* _Directive_: Lines containing the word "Portfolios" are to be located and copied.

··· Data

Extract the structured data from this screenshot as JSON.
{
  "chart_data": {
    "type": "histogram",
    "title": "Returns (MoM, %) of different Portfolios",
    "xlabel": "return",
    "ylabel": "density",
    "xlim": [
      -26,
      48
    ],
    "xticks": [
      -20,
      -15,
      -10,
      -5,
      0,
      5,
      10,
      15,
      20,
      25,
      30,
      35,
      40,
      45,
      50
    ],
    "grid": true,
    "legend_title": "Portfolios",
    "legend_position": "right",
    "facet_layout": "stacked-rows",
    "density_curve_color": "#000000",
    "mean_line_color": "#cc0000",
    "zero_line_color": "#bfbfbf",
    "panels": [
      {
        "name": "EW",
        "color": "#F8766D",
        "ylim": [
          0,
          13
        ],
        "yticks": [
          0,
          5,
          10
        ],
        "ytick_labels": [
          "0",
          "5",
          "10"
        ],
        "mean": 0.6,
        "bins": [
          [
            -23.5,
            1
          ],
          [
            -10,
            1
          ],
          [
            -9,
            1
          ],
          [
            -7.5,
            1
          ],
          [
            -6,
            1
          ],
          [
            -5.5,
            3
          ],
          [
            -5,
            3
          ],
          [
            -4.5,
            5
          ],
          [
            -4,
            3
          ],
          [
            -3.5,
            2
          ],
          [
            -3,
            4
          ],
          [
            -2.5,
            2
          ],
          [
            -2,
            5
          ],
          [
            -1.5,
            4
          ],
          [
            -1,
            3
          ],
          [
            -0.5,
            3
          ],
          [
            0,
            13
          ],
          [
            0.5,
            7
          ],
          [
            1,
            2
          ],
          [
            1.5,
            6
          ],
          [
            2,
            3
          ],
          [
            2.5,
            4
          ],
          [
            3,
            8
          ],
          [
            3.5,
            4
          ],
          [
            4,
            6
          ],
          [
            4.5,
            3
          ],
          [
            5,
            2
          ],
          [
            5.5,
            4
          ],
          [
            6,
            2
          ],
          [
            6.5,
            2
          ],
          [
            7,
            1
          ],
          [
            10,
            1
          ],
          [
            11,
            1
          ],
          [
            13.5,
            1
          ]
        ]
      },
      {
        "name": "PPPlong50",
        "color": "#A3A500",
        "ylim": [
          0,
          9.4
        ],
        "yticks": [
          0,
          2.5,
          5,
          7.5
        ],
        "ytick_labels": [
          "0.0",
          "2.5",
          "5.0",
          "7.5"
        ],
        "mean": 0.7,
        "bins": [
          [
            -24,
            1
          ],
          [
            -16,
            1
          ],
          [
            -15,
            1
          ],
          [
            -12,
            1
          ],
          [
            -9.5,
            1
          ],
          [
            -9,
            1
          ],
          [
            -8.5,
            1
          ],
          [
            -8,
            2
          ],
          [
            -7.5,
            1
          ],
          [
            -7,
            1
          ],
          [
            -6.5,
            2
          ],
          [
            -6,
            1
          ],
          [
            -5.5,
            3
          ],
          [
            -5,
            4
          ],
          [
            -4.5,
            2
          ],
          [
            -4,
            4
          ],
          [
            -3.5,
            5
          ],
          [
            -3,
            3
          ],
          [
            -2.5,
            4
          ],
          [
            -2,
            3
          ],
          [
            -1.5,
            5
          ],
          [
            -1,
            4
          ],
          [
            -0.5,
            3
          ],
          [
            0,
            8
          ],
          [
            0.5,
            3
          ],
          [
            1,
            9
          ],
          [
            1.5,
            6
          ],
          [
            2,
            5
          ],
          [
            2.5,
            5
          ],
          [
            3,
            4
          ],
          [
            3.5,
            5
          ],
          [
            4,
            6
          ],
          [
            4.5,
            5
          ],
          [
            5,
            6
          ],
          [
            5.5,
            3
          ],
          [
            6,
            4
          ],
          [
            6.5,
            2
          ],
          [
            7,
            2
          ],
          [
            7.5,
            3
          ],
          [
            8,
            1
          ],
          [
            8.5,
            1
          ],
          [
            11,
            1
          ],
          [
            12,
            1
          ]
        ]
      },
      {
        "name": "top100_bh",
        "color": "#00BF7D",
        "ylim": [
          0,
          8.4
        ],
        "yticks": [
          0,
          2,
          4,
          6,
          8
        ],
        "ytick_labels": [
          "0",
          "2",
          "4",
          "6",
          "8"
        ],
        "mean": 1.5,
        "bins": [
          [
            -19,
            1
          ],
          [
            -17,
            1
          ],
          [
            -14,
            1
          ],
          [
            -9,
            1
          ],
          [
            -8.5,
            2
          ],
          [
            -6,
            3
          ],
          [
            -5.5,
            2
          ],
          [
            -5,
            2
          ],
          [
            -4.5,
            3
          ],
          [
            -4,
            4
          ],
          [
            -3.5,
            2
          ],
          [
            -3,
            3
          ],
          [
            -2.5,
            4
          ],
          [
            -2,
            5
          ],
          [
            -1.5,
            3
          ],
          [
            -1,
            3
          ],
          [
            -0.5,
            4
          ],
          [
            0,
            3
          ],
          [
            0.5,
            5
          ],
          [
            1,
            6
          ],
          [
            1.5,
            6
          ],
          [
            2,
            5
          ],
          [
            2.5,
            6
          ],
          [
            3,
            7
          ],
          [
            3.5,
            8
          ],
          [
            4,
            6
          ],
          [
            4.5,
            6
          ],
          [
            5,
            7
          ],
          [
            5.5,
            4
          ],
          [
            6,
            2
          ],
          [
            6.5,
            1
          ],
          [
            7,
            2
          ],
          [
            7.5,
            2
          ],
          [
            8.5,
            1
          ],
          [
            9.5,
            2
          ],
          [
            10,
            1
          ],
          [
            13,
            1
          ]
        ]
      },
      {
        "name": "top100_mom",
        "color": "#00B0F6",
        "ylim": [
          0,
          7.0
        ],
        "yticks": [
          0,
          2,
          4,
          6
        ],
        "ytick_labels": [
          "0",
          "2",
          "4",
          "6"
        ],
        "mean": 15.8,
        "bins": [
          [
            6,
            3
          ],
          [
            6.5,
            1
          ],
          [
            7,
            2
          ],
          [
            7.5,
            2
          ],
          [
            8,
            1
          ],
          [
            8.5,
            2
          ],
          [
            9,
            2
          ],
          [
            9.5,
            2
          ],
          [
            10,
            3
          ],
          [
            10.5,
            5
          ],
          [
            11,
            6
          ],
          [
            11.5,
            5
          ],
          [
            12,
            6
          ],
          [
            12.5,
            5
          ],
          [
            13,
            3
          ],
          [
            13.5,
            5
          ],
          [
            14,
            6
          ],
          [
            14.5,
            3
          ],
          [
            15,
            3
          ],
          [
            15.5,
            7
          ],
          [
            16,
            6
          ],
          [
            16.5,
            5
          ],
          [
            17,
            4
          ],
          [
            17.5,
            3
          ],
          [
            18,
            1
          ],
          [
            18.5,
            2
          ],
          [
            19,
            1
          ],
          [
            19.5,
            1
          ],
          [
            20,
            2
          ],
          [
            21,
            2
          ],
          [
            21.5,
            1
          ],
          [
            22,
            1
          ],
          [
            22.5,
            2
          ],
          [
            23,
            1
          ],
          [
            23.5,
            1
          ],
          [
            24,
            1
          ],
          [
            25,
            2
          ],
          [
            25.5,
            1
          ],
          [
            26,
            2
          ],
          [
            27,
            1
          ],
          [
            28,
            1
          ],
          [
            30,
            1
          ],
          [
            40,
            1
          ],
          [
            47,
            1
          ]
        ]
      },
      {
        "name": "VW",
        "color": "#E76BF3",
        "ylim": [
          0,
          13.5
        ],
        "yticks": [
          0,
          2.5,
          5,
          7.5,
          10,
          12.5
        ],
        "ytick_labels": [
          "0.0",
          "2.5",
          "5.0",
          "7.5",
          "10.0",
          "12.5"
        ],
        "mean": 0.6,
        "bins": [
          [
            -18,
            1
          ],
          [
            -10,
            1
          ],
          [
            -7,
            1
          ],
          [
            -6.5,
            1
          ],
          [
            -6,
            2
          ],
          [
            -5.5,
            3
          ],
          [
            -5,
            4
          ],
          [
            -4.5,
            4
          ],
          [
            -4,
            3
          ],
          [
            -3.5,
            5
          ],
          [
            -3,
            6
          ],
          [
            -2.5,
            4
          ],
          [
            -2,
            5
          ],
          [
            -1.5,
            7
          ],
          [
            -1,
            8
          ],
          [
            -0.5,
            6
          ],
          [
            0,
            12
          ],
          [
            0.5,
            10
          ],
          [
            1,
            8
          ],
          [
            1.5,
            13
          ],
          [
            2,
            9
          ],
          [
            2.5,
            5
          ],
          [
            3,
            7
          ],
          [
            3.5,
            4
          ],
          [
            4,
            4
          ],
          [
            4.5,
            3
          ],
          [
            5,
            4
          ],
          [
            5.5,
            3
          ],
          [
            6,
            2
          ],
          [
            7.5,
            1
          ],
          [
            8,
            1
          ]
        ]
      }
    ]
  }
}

······

* _Response to this exercise_:
    "title": "Returns (MoM, %) of different Portfolios",
    "legend_title": "Portfolios",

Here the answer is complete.